# Work required
Your task is to copy the listing exactly, with the pictures left out.

----

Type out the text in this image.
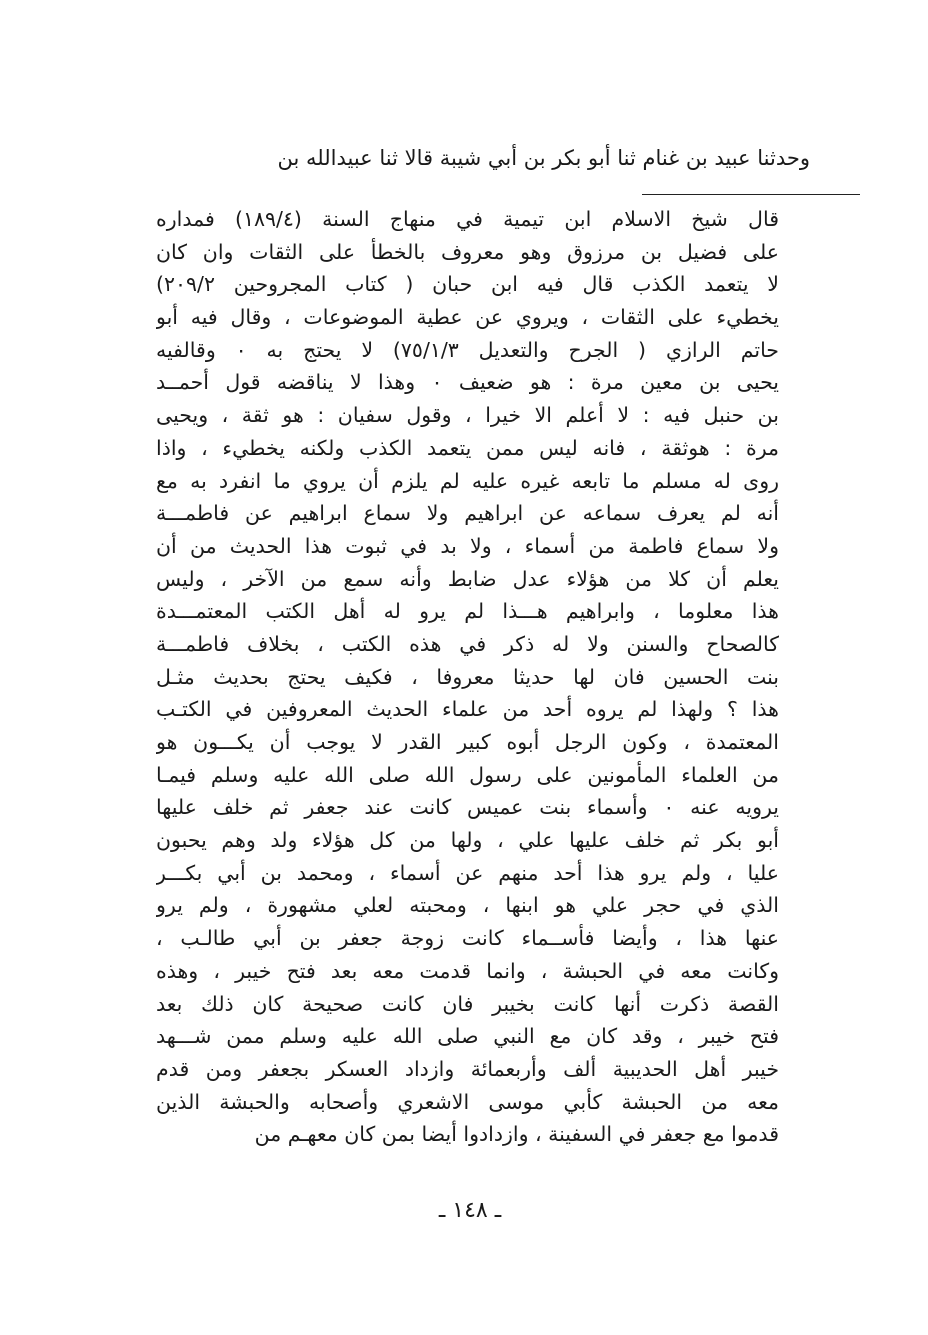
وحدثنا عبيد بن غنام ثنا أبو بكر بن أبي شيبة قالا ثنا عبيدالله بن
قال شيخ الاسلام ابن تيمية في منهاج السنة (١٨٩/٤) فمداره
على فضيل بن مرزوق وهو معروف بالخطأ على الثقات وان كان
لا يتعمد الكذب قال فيه ابن حبان ( كتاب المجروحين ٢٠٩/٢)
يخطيء على الثقات ، ويروي عن عطية الموضوعات ، وقال فيه أبو
حاتم الرازي ( الجرح والتعديل ٧٥/١/٣) لا يحتج به ٠ وقالفيه
يحيى بن معين مرة : هو ضعيف ٠ وهذا لا يناقضه قول أحمــد
بن حنبل فيه : لا أعلم الا خيرا ، وقول سفيان : هو ثقة ، ويحيى
مرة : هوثقة ، فانه ليس ممن يتعمد الكذب ولكنه يخطيء ، واذا
روى له مسلم ما تابعه غيره عليه لم يلزم أن يروي ما انفرد به مع
أنه لم يعرف سماعه عن ابراهيم ولا سماع ابراهيم عن فاطمـــة
ولا سماع فاطمة من أسماء ، ولا بد في ثبوت هذا الحديث من أن
يعلم أن كلا من هؤلاء عدل ضابط وأنه سمع من الآخر ، وليس
هذا معلوما ، وابراهيم هـــذا لم يرو له أهل الكتب المعتمـــدة
كالصحاح والسنن ولا له ذكر في هذه الكتب ، بخلاف فاطمـــة
بنت الحسين فان لها حديثا معروفا ، فكيف يحتج بحديث مثـل
هذا ؟ ولهذا لم يروه أحد من علماء الحديث المعروفين في الكتـب
المعتمدة ، وكون الرجل أبوه كبير القدر لا يوجب أن يكـــون هو
من العلماء المأمونين على رسول الله صلى الله عليه وسلم فيمـا
يرويه عنه ٠ وأسماء بنت عميس كانت عند جعفر ثم خلف عليها
أبو بكر ثم خلف عليها علي ، ولها من كل هؤلاء ولد وهم يحبون
عليا ، ولم يرو هذا أحد منهم عن أسماء ، ومحمد بن أبي بكـــر
الذي في حجر علي هو ابنها ، ومحبته لعلي مشهورة ، ولم يرو
عنها هذا ، وأيضا فأســماء كانت زوجة جعفر بن أبي طالـب ،
وكانت معه في الحبشة ، وانما قدمت معه بعد فتح خيبر ، وهذه
القصة ذكرت أنها كانت بخيبر فان كانت صحيحة كان ذلك بعد
فتح خيبر ، وقد كان مع النبي صلى الله عليه وسلم ممن شـــهد
خيبر أهل الحديبية ألف وأربعمائة وازداد العسكر بجعفر ومن قدم
معه من الحبشة كأبي موسى الاشعري وأصحابه والحبشة الذين
قدموا مع جعفر في السفينة ، وازدادوا أيضا بمن كان معهـم من
ـ ١٤٨ ـ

----

# Response below
Type out the text in this image.
وحدثنا عبيد بن غنام ثنا أبو بكر بن أبي شيبة قالا ثنا عبيدالله بن
قال شيخ الاسلام ابن تيمية في منهاج السنة (١٨٩/٤) فمداره
على فضيل بن مرزوق وهو معروف بالخطأ على الثقات وان كان
لا يتعمد الكذب قال فيه ابن حبان ( كتاب المجروحين ٢٠٩/٢)
يخطيء على الثقات ، ويروي عن عطية الموضوعات ، وقال فيه أبو
حاتم الرازي ( الجرح والتعديل ٧٥/١/٣) لا يحتج به ٠ وقالفيه
يحيى بن معين مرة : هو ضعيف ٠ وهذا لا يناقضه قول أحمــد
بن حنبل فيه : لا أعلم الا خيرا ، وقول سفيان : هو ثقة ، ويحيى
مرة : هوثقة ، فانه ليس ممن يتعمد الكذب ولكنه يخطيء ، واذا
روى له مسلم ما تابعه غيره عليه لم يلزم أن يروي ما انفرد به مع
أنه لم يعرف سماعه عن ابراهيم ولا سماع ابراهيم عن فاطمـــة
ولا سماع فاطمة من أسماء ، ولا بد في ثبوت هذا الحديث من أن
يعلم أن كلا من هؤلاء عدل ضابط وأنه سمع من الآخر ، وليس
هذا معلوما ، وابراهيم هـــذا لم يرو له أهل الكتب المعتمـــدة
كالصحاح والسنن ولا له ذكر في هذه الكتب ، بخلاف فاطمـــة
بنت الحسين فان لها حديثا معروفا ، فكيف يحتج بحديث مثـل
هذا ؟ ولهذا لم يروه أحد من علماء الحديث المعروفين في الكتـب
المعتمدة ، وكون الرجل أبوه كبير القدر لا يوجب أن يكـــون هو
من العلماء المأمونين على رسول الله صلى الله عليه وسلم فيمـا
يرويه عنه ٠ وأسماء بنت عميس كانت عند جعفر ثم خلف عليها
أبو بكر ثم خلف عليها علي ، ولها من كل هؤلاء ولد وهم يحبون
عليا ، ولم يرو هذا أحد منهم عن أسماء ، ومحمد بن أبي بكـــر
الذي في حجر علي هو ابنها ، ومحبته لعلي مشهورة ، ولم يرو
عنها هذا ، وأيضا فأســماء كانت زوجة جعفر بن أبي طالـب ،
وكانت معه في الحبشة ، وانما قدمت معه بعد فتح خيبر ، وهذه
القصة ذكرت أنها كانت بخيبر فان كانت صحيحة كان ذلك بعد
فتح خيبر ، وقد كان مع النبي صلى الله عليه وسلم ممن شـــهد
خيبر أهل الحديبية ألف وأربعمائة وازداد العسكر بجعفر ومن قدم
معه من الحبشة كأبي موسى الاشعري وأصحابه والحبشة الذين
قدموا مع جعفر في السفينة ، وازدادوا أيضا بمن كان معهـم من
ـ ١٤٨ ـ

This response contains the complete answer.